To do
Reproduce the entire listing word for word.

Records for this task
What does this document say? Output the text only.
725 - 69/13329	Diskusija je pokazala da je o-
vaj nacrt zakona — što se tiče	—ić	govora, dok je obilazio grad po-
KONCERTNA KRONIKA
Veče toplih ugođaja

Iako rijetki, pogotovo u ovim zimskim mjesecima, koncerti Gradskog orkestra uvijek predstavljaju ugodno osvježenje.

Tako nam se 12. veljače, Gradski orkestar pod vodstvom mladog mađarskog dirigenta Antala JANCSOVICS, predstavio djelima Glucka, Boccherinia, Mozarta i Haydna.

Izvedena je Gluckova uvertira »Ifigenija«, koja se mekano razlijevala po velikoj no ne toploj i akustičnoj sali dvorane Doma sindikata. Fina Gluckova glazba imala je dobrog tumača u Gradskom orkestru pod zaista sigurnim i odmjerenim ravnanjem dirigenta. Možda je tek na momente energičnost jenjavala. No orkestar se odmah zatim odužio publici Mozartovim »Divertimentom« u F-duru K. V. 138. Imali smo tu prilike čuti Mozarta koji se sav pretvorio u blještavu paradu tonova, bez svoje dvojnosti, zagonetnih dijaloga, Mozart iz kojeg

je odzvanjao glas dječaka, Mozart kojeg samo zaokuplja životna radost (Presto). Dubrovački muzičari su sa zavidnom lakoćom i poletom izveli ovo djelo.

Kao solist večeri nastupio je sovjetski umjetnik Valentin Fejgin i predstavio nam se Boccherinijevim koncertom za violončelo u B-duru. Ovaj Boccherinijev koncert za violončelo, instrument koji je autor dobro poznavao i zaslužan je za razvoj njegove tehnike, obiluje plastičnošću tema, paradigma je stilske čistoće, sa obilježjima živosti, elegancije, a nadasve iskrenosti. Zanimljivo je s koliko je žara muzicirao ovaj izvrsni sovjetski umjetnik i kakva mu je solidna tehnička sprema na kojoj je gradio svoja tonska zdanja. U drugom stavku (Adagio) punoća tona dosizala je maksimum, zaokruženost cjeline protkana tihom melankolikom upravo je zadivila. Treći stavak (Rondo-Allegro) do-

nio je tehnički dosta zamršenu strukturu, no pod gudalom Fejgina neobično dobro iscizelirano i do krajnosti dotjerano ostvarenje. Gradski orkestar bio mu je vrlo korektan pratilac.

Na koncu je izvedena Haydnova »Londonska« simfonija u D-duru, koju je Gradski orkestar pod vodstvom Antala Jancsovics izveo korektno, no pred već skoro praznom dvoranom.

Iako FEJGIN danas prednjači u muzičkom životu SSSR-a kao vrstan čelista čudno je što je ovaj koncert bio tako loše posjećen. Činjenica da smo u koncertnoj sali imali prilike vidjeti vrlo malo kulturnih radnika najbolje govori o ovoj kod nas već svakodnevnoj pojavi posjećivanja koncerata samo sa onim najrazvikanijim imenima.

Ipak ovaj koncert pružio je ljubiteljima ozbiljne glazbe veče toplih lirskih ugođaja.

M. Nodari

Answer to this problem
What does this document say? Output the text only.
725 - 69/13329	Diskusija je pokazala da je o-
vaj nacrt zakona — što se tiče	—ić	govora, dok je obilazio grad po-
KONCERTNA KRONIKA
Veče toplih ugođaja

Iako rijetki, pogotovo u ovim zimskim mjesecima, koncerti Gradskog orkestra uvijek predstavljaju ugodno osvježenje.

Tako nam se 12. veljače, Gradski orkestar pod vodstvom mladog mađarskog dirigenta Antala JANCSOVICS, predstavio djelima Glucka, Boccherinia, Mozarta i Haydna.

Izvedena je Gluckova uvertira »Ifigenija«, koja se mekano razlijevala po velikoj no ne toploj i akustičnoj sali dvorane Doma sindikata. Fina Gluckova glazba imala je dobrog tumača u Gradskom orkestru pod zaista sigurnim i odmjerenim ravnanjem dirigenta. Možda je tek na momente energičnost jenjavala. No orkestar se odmah zatim odužio publici Mozartovim »Divertimentom« u F-duru K. V. 138. Imali smo tu prilike čuti Mozarta koji se sav pretvorio u blještavu paradu tonova, bez svoje dvojnosti, zagonetnih dijaloga, Mozart iz kojeg

je odzvanjao glas dječaka, Mozart kojeg samo zaokuplja životna radost (Presto). Dubrovački muzičari su sa zavidnom lakoćom i poletom izveli ovo djelo.

Kao solist večeri nastupio je sovjetski umjetnik Valentin Fejgin i predstavio nam se Boccherinijevim koncertom za violončelo u B-duru. Ovaj Boccherinijev koncert za violončelo, instrument koji je autor dobro poznavao i zaslužan je za razvoj njegove tehnike, obiluje plastičnošću tema, paradigma je stilske čistoće, sa obilježjima živosti, elegancije, a nadasve iskrenosti. Zanimljivo je s koliko je žara muzicirao ovaj izvrsni sovjetski umjetnik i kakva mu je solidna tehnička sprema na kojoj je gradio svoja tonska zdanja. U drugom stavku (Adagio) punoća tona dosizala je maksimum, zaokruženost cjeline protkana tihom melankolikom upravo je zadivila. Treći stavak (Rondo-Allegro) do-

nio je tehnički dosta zamršenu strukturu, no pod gudalom Fejgina neobično dobro iscizelirano i do krajnosti dotjerano ostvarenje. Gradski orkestar bio mu je vrlo korektan pratilac.

Na koncu je izvedena Haydnova »Londonska« simfonija u D-duru, koju je Gradski orkestar pod vodstvom Antala Jancsovics izveo korektno, no pred već skoro praznom dvoranom.

Iako FEJGIN danas prednjači u muzičkom životu SSSR-a kao vrstan čelista čudno je što je ovaj koncert bio tako loše posjećen. Činjenica da smo u koncertnoj sali imali prilike vidjeti vrlo malo kulturnih radnika najbolje govori o ovoj kod nas već svakodnevnoj pojavi posjećivanja koncerata samo sa onim najrazvikanijim imenima.

Ipak ovaj koncert pružio je ljubiteljima ozbiljne glazbe veče toplih lirskih ugođaja.

M. Nodari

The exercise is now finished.